▶ **CONSIGNA**
Escribe la continuación del comentario sobre el salmo 122 a partir de su última oración.

▶ **TEXTO PROPORCIONADO**
A ti levanto mis ojos, a ti que habitas en el cielo. Como están los ojos de los esclavos fijos en las manos de los señores. Como están los ojos de la esclava fijos en las manos de su señora, así están nuestros ojos en el Señor Dios nuestro, esperando su misericordia… Ojalá que sea así, ojalá que vivamos pendientes de las manos de Dios, colgados de su gesto, atentos a las palabras que salen de su boca. Sólo entonces nuestra mirada, nuestros ojos preñados quizás de lágrimas, encontrarán el consuelo y la esperanza, la certeza de ser eficazmente ayudados en la prueba, tan dura quizá, por la que estamos atravesando.
«Misericordia, Señor, misericordia…» (Sal 122, 3) El salmo de hoy refleja una situación extrema en el cantor de Dios. Estamos saciados de desprecios, se lamenta ante Dios; nuestra alma está harta del sarcasmo de los satisfechos, del desprecio de los orgullosos… Suele ser frecuente que los justos, los amigos de Dios, se vean perseguidos, humillados, calumniados. Y esto incluso de parte de los que más bien debían ayudar y comprender. La madre Teresa de Jesús llama a este hecho la contradicción de los buenos. Nuestro Señor también lo había vaticinado, cuando decía que los suyos padecerían la persecución de los que piensan que, con esa actitud, están prestando un servicio a Dios.

[Entradas de elementos con recuadro]
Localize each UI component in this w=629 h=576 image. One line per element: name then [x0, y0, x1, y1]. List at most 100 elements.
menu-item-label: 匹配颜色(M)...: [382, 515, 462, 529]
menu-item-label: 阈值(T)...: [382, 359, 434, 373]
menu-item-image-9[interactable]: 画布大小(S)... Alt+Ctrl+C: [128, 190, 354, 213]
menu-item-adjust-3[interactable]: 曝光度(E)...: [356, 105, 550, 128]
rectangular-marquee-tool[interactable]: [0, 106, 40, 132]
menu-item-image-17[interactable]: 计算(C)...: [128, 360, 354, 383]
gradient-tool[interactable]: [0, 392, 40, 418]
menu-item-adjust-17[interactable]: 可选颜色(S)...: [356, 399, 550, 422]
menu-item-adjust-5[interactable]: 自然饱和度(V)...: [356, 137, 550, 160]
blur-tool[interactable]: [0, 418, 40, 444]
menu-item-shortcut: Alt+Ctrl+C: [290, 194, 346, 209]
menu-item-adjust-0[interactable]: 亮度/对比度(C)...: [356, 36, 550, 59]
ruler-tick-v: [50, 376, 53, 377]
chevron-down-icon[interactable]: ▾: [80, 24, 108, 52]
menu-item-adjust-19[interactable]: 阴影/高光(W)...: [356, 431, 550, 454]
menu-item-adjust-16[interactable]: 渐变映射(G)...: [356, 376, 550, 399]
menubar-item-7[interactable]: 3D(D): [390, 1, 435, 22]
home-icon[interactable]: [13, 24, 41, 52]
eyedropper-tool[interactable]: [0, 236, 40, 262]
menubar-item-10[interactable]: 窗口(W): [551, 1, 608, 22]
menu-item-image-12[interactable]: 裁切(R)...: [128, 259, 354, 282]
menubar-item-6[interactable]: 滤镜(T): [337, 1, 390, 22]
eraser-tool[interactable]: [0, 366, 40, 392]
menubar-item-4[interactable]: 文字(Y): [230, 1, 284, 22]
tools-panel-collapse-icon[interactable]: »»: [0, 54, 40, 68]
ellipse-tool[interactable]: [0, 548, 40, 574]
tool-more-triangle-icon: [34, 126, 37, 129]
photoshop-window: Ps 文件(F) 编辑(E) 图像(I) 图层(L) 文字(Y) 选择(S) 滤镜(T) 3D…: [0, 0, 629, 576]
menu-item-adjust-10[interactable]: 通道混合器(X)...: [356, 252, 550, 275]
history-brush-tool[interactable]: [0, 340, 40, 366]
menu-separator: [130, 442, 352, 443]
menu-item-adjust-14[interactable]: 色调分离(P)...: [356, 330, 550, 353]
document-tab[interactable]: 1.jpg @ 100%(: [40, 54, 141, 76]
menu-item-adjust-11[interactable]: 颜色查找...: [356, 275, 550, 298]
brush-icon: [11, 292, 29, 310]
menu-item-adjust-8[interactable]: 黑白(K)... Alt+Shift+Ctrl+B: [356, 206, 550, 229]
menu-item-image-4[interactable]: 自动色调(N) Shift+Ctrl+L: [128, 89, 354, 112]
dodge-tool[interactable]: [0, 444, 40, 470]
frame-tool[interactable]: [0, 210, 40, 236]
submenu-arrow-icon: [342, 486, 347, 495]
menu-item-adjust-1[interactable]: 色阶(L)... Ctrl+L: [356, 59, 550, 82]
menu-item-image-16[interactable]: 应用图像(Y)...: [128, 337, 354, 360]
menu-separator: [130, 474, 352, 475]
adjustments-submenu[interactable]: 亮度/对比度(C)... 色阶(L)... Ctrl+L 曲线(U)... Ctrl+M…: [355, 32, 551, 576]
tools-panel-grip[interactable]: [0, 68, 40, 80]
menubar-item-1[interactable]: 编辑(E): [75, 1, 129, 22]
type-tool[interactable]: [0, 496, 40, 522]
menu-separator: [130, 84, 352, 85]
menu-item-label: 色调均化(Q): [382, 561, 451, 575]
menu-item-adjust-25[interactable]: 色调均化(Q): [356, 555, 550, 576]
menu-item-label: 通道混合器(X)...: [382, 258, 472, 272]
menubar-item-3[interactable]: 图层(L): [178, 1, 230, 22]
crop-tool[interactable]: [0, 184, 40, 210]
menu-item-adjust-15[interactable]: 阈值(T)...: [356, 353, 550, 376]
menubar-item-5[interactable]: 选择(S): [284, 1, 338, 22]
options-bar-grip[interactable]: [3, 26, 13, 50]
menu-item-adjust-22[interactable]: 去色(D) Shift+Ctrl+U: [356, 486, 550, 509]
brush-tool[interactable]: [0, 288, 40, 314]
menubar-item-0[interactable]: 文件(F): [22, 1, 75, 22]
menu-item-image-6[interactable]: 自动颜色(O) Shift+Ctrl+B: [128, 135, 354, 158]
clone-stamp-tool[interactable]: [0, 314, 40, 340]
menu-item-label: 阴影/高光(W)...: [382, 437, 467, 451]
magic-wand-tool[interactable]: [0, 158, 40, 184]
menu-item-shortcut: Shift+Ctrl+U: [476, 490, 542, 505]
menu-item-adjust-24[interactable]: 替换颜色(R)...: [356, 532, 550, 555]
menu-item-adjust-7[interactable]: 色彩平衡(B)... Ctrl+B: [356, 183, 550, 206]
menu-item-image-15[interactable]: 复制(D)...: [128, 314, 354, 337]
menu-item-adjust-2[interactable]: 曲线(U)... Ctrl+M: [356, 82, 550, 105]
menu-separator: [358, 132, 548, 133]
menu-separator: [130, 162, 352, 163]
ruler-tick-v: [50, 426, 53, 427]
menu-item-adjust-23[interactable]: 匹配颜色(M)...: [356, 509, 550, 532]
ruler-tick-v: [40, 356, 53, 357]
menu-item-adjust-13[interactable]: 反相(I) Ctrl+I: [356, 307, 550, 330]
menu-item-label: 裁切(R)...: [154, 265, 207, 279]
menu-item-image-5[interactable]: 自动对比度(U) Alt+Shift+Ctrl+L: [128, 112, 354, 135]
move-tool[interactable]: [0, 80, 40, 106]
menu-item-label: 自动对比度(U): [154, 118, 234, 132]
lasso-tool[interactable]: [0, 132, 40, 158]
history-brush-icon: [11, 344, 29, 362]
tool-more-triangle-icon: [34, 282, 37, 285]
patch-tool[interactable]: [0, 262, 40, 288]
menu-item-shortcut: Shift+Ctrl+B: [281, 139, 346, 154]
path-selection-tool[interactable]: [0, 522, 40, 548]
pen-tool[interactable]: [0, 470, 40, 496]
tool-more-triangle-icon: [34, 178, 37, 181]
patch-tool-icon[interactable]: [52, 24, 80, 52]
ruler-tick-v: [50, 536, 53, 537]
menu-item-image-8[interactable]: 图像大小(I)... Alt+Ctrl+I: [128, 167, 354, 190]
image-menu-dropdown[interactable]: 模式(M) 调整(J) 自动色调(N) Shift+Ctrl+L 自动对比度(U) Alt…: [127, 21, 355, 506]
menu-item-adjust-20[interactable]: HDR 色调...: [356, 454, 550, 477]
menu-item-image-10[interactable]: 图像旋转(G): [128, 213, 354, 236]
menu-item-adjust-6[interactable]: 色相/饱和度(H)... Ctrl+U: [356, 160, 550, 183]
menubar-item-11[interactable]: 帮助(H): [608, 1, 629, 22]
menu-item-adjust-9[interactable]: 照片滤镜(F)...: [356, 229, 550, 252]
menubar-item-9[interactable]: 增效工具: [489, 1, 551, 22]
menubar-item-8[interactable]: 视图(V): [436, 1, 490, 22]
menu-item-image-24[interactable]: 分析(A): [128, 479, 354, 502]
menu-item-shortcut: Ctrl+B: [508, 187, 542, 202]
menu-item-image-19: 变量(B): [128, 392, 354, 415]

▶ **RESPUESTA**
Pero en medio de esa situación dolorosa, la fe del justo se purifica, se aquilata. La obra de Dios se fortalece, echa raíces, se consolida. De ahí que no hemos de arredrarnos ante nada, nunca hemos de temblar. Si Dios está con nosotros, quién podrá contra nosotros. Este grito de optimismo, esta formidable esperanza que animaba a San Pablo, también ha de mantenernos firmes en la fe, decididos en la entrega, generosos en el servicio a la Iglesia, a los hombres, a las almas. Y vencer el mal con la abundancia de bien. Y dar tiempo al tiempo, porque la verdad acaba imponiéndose y Dios nos defenderá de todas las insidias y asechanzas de los buenos o de los malos.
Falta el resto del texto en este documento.